# DIRECTIONS FOR THIS TASK
Go through the records underneath and count the lines that include the string "бўлсин". Give nothing but the number.

Dataset items
BEGIN
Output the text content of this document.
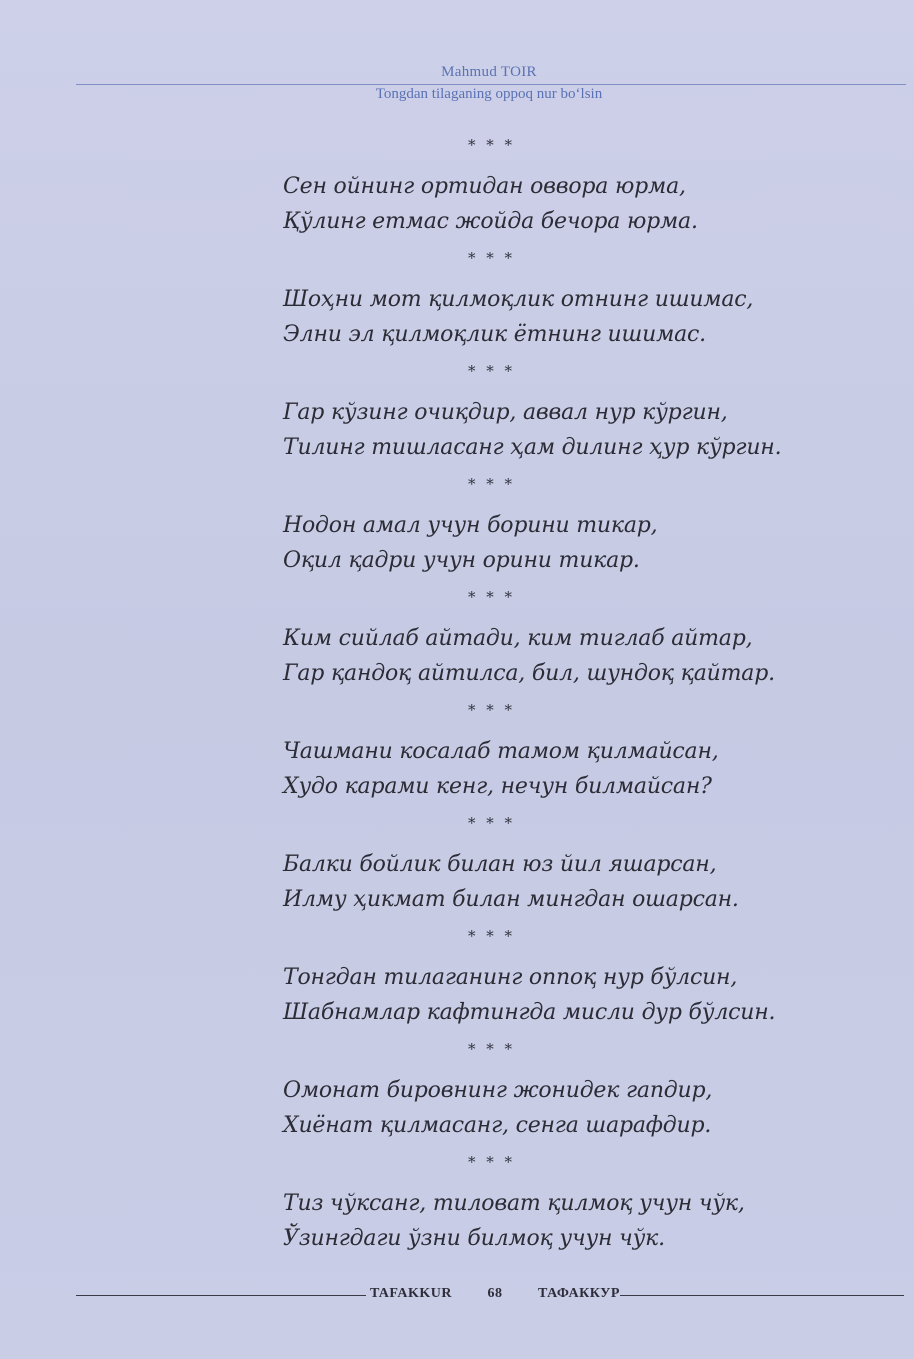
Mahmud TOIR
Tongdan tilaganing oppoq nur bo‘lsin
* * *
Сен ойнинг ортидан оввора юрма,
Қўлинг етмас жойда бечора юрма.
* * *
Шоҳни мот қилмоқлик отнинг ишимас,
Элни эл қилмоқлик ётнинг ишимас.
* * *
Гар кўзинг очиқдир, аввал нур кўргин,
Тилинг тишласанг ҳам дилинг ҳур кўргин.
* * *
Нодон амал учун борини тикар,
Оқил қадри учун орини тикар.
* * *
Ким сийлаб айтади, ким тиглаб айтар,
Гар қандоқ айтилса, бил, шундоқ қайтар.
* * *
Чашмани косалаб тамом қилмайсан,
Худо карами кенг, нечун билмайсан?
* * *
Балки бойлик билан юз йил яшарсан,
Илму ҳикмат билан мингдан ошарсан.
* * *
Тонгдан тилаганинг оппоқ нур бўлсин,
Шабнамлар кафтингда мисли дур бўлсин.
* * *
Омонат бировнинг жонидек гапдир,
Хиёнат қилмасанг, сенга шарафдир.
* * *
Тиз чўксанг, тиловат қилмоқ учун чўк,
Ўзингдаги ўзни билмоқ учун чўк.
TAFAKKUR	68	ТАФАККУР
END
BEGIN
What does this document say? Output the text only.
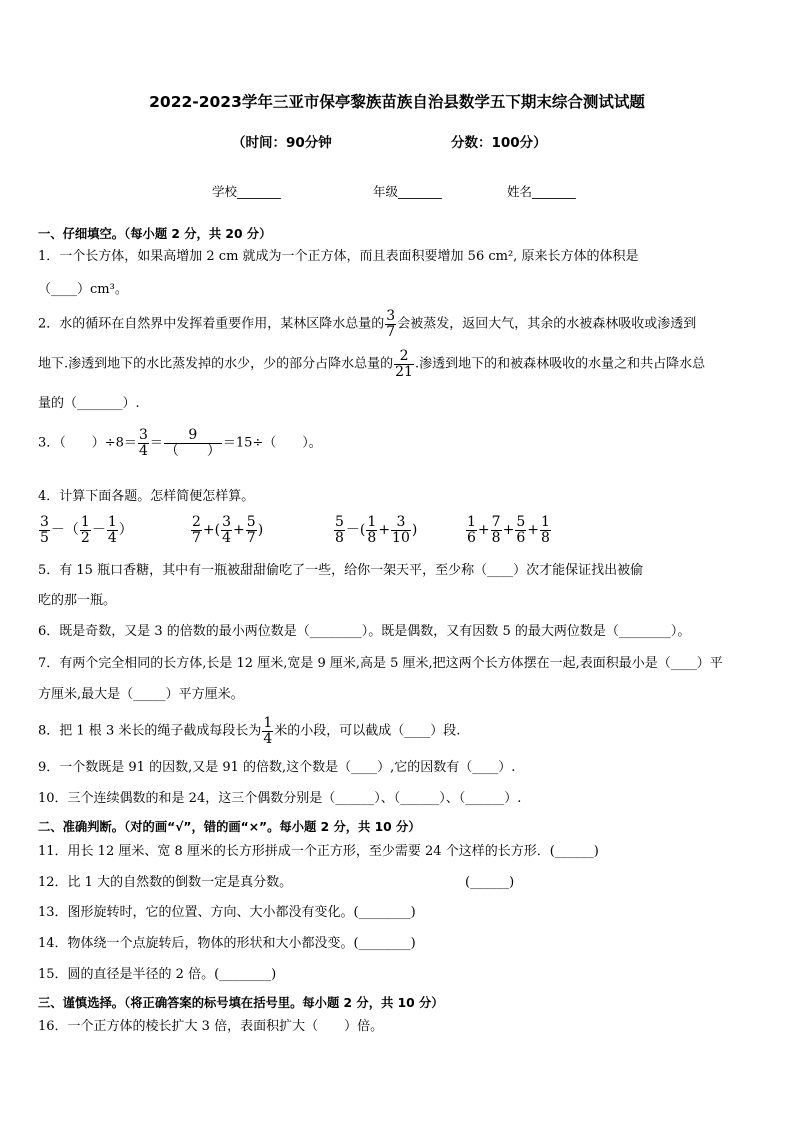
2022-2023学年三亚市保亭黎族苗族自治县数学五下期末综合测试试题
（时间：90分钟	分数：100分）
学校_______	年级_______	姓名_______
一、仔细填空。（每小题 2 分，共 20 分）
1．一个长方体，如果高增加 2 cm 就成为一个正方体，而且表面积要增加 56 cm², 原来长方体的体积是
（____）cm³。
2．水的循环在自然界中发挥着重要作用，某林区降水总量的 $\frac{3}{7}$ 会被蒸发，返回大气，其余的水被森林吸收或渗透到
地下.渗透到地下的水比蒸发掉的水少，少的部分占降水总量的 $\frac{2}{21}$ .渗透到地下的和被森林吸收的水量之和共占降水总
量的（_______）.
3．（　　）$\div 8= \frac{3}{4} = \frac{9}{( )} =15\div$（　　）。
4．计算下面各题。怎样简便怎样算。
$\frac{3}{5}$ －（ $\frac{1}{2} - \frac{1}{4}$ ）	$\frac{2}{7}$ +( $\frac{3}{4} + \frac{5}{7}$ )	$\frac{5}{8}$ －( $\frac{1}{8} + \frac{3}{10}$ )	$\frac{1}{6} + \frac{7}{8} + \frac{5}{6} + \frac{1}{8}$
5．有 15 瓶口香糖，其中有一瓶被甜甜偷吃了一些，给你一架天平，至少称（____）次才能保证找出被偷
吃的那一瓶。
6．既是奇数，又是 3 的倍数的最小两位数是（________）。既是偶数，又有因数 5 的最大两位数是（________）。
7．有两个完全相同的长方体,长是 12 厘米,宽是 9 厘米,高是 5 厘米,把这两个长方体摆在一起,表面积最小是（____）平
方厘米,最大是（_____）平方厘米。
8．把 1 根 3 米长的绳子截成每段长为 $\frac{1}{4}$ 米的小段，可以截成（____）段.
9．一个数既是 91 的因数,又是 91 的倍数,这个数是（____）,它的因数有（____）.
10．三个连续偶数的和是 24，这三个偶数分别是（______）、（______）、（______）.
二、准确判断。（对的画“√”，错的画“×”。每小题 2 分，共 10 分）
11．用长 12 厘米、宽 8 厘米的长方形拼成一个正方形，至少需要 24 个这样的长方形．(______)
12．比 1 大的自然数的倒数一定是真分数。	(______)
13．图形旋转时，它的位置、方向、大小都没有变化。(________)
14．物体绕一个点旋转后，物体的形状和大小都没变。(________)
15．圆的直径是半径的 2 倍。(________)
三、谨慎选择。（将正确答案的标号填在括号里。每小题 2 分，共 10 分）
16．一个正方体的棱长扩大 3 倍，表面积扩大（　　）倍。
END
# FINISHED TASK
2